Task to complete
Starting with the line that holds "Serialize everything readable", copy out each remaining line of the listing below, up to and including the last one, and include nothing else.

>> BEGIN

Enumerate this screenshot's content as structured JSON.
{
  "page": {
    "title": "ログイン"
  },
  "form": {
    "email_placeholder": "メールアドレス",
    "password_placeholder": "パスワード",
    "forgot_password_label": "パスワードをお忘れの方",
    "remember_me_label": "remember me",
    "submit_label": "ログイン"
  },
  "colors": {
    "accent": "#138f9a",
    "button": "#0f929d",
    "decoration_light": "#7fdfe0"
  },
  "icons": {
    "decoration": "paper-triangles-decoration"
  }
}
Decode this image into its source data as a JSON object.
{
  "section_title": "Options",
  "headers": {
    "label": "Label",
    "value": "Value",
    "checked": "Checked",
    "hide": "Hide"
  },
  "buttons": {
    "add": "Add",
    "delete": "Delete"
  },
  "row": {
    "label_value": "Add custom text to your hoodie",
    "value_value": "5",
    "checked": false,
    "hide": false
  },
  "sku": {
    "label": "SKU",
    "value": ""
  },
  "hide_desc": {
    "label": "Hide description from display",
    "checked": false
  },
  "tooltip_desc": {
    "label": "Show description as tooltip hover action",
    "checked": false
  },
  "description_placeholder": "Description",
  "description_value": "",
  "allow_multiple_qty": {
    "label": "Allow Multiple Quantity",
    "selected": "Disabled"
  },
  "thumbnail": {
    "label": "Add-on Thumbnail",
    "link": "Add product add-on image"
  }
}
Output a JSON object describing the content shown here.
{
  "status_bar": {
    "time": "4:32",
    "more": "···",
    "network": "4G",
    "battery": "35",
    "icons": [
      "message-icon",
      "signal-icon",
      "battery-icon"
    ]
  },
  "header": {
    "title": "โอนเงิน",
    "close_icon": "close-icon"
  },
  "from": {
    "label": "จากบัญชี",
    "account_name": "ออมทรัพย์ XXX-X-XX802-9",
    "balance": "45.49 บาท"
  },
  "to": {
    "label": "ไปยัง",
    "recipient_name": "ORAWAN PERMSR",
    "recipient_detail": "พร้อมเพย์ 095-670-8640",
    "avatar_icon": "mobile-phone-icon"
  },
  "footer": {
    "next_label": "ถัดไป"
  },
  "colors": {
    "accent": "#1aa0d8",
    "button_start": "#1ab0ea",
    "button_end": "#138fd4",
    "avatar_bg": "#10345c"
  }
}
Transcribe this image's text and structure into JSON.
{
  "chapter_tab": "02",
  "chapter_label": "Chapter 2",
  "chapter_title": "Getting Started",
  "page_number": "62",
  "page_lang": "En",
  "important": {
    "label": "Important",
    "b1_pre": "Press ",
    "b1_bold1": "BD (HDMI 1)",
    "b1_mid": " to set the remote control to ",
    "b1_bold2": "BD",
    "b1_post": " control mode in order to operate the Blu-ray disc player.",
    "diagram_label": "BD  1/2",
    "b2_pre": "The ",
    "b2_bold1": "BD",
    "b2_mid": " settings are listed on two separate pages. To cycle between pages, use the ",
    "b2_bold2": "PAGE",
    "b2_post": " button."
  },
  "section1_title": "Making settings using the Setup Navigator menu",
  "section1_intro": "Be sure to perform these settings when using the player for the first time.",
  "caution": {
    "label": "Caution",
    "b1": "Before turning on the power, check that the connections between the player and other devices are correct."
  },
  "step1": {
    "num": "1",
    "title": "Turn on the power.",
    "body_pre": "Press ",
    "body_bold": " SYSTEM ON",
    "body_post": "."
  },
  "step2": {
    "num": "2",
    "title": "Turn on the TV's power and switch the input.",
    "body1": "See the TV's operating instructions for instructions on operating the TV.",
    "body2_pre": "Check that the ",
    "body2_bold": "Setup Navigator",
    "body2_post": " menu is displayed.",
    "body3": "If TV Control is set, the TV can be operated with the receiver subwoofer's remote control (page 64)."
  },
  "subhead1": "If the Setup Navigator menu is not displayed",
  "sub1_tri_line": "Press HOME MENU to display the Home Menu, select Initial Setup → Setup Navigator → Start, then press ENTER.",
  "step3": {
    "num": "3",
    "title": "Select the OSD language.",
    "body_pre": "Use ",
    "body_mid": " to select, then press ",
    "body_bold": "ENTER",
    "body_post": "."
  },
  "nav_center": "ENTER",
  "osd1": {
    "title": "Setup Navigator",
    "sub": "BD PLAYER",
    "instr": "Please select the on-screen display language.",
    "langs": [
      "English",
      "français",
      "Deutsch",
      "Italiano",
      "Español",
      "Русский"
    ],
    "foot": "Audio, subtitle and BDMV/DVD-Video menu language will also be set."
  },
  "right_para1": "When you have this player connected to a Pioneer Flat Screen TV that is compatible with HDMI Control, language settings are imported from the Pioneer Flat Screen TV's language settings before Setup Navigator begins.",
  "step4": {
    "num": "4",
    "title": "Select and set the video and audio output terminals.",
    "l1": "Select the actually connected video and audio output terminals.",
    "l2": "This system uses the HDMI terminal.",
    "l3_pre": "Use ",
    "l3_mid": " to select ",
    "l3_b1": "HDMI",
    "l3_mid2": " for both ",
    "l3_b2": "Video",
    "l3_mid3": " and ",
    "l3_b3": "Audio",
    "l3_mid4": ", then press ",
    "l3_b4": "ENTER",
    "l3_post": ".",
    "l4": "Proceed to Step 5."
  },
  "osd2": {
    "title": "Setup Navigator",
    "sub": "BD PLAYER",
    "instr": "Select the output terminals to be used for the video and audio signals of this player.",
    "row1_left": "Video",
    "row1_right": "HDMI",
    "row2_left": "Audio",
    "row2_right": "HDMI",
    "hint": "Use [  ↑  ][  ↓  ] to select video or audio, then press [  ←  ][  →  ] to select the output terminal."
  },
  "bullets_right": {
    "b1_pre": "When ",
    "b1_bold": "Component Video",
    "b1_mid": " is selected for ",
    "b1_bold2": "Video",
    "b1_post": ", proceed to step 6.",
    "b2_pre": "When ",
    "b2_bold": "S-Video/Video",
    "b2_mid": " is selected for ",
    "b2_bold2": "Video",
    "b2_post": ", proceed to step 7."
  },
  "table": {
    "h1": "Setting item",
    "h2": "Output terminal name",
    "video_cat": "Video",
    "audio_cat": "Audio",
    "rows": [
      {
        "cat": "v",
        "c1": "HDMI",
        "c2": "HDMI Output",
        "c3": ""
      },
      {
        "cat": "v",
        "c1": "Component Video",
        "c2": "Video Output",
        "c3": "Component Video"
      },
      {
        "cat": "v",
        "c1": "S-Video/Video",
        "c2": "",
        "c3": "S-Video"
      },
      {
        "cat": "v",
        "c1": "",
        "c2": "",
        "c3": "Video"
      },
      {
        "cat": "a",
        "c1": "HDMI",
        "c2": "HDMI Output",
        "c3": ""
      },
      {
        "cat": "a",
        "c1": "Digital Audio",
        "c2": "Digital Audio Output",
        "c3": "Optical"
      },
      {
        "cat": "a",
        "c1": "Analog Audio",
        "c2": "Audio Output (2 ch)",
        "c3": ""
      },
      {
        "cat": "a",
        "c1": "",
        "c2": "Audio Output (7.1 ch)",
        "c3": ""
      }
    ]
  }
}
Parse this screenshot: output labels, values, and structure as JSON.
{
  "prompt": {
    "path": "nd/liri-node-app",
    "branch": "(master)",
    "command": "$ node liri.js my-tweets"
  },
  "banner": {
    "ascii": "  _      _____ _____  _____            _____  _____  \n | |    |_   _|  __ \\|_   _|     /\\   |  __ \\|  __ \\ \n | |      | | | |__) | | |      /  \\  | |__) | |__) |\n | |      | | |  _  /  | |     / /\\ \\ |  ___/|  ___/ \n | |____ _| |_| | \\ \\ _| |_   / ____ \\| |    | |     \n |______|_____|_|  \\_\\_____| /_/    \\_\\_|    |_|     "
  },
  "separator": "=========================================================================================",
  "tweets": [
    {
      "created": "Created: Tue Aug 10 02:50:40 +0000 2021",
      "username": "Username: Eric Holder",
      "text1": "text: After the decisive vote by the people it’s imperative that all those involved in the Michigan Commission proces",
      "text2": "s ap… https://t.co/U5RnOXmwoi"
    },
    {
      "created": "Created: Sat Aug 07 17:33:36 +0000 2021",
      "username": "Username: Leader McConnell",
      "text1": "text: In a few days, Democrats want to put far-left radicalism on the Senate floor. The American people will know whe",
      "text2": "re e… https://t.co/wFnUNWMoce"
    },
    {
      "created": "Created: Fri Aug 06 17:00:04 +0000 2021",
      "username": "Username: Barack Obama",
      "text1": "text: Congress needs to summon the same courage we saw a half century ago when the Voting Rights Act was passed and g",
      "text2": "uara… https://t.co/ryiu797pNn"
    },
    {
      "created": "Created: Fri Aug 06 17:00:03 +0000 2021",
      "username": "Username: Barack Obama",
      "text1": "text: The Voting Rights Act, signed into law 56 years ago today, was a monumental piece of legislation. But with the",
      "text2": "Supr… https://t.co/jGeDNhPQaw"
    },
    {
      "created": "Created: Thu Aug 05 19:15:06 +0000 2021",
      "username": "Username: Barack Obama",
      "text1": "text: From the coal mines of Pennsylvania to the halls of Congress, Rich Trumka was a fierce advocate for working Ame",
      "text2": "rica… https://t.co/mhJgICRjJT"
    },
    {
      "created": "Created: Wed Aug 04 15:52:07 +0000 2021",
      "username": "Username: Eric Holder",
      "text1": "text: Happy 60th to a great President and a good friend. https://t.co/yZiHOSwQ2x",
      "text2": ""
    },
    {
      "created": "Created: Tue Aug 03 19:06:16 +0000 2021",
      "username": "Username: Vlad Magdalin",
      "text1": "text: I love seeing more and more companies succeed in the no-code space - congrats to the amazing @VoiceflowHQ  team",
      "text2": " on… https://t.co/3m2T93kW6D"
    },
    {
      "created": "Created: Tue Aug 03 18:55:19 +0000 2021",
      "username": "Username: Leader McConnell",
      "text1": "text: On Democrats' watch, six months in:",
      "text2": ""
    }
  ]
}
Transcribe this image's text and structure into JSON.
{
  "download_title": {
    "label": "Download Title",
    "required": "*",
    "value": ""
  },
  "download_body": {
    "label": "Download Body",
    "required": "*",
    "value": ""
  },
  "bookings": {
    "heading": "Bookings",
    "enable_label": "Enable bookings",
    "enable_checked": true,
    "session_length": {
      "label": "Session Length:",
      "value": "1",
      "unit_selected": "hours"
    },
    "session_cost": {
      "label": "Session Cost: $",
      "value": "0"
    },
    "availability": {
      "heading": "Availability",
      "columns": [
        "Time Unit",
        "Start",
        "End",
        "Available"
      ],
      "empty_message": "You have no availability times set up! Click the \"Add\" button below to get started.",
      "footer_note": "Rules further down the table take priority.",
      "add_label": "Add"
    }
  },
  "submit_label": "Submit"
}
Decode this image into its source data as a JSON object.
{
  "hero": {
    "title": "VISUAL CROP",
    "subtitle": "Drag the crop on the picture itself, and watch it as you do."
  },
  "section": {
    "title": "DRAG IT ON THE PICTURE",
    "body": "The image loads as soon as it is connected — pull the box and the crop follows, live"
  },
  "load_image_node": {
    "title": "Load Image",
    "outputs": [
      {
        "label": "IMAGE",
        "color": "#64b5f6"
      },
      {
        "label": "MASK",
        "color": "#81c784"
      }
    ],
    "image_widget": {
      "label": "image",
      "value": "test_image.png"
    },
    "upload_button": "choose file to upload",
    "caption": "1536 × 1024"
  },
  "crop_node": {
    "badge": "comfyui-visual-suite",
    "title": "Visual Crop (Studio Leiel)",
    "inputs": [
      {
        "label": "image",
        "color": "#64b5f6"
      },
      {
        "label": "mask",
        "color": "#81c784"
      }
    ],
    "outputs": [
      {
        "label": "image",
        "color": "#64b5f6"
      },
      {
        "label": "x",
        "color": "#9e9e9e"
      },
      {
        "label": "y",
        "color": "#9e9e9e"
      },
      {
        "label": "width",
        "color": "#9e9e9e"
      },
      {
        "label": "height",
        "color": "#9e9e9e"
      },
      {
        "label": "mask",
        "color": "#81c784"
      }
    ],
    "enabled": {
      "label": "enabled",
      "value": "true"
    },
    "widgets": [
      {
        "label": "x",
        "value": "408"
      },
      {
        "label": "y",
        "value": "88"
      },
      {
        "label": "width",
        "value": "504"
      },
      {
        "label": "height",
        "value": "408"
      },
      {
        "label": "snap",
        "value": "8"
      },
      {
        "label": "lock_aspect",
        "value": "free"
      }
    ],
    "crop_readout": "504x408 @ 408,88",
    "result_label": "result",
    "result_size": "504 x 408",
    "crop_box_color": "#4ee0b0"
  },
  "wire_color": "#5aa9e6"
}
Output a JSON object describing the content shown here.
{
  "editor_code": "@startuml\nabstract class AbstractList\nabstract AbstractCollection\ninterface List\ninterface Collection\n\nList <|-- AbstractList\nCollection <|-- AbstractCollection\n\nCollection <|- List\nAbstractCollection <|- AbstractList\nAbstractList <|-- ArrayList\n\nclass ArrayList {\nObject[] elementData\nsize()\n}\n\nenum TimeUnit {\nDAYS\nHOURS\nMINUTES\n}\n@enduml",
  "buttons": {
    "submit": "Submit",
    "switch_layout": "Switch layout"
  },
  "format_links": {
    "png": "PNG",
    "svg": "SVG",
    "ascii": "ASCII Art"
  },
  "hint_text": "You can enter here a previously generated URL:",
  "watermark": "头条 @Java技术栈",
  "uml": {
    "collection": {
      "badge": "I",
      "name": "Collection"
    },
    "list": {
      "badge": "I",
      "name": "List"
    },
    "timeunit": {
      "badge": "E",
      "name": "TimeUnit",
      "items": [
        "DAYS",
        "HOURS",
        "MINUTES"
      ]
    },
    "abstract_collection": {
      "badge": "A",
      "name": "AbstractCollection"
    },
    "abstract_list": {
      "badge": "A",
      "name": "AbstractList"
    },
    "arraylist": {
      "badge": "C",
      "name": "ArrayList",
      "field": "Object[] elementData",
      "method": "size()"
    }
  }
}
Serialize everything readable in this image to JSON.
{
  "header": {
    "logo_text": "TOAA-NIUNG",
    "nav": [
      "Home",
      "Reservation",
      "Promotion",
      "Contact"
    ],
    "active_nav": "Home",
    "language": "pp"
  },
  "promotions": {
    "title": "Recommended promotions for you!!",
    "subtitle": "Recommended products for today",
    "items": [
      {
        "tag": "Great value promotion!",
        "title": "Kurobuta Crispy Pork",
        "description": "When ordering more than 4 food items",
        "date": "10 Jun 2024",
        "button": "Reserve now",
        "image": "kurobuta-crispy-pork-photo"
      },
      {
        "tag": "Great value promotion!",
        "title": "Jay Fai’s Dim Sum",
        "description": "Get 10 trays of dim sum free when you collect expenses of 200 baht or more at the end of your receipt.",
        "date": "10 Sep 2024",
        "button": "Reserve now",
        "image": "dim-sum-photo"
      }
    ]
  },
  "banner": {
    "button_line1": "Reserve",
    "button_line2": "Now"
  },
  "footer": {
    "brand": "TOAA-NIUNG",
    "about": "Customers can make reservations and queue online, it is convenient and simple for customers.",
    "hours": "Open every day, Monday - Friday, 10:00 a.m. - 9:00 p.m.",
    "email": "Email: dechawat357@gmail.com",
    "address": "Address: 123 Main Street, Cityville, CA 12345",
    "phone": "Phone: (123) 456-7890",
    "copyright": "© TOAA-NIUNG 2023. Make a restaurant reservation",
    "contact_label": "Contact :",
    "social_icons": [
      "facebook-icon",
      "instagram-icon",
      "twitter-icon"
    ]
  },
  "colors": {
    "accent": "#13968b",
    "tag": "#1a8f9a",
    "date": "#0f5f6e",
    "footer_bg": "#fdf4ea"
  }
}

>> END

Exercise answer
Serialize everything readable in this image to JSON.
{
  "header": {
    "logo_text": "TOAA-NIUNG",
    "nav": [
      "Home",
      "Reservation",
      "Promotion",
      "Contact"
    ],
    "active_nav": "Home",
    "language": "pp"
  },
  "promotions": {
    "title": "Recommended promotions for you!!",
    "subtitle": "Recommended products for today",
    "items": [
      {
        "tag": "Great value promotion!",
        "title": "Kurobuta Crispy Pork",
        "description": "When ordering more than 4 food items",
        "date": "10 Jun 2024",
        "button": "Reserve now",
        "image": "kurobuta-crispy-pork-photo"
      },
      {
        "tag": "Great value promotion!",
        "title": "Jay Fai’s Dim Sum",
        "description": "Get 10 trays of dim sum free when you collect expenses of 200 baht or more at the end of your receipt.",
        "date": "10 Sep 2024",
        "button": "Reserve now",
        "image": "dim-sum-photo"
      }
    ]
  },
  "banner": {
    "button_line1": "Reserve",
    "button_line2": "Now"
  },
  "footer": {
    "brand": "TOAA-NIUNG",
    "about": "Customers can make reservations and queue online, it is convenient and simple for customers.",
    "hours": "Open every day, Monday - Friday, 10:00 a.m. - 9:00 p.m.",
    "email": "Email: dechawat357@gmail.com",
    "address": "Address: 123 Main Street, Cityville, CA 12345",
    "phone": "Phone: (123) 456-7890",
    "copyright": "© TOAA-NIUNG 2023. Make a restaurant reservation",
    "contact_label": "Contact :",
    "social_icons": [
      "facebook-icon",
      "instagram-icon",
      "twitter-icon"
    ]
  },
  "colors": {
    "accent": "#13968b",
    "tag": "#1a8f9a",
    "date": "#0f5f6e",
    "footer_bg": "#fdf4ea"
  }
}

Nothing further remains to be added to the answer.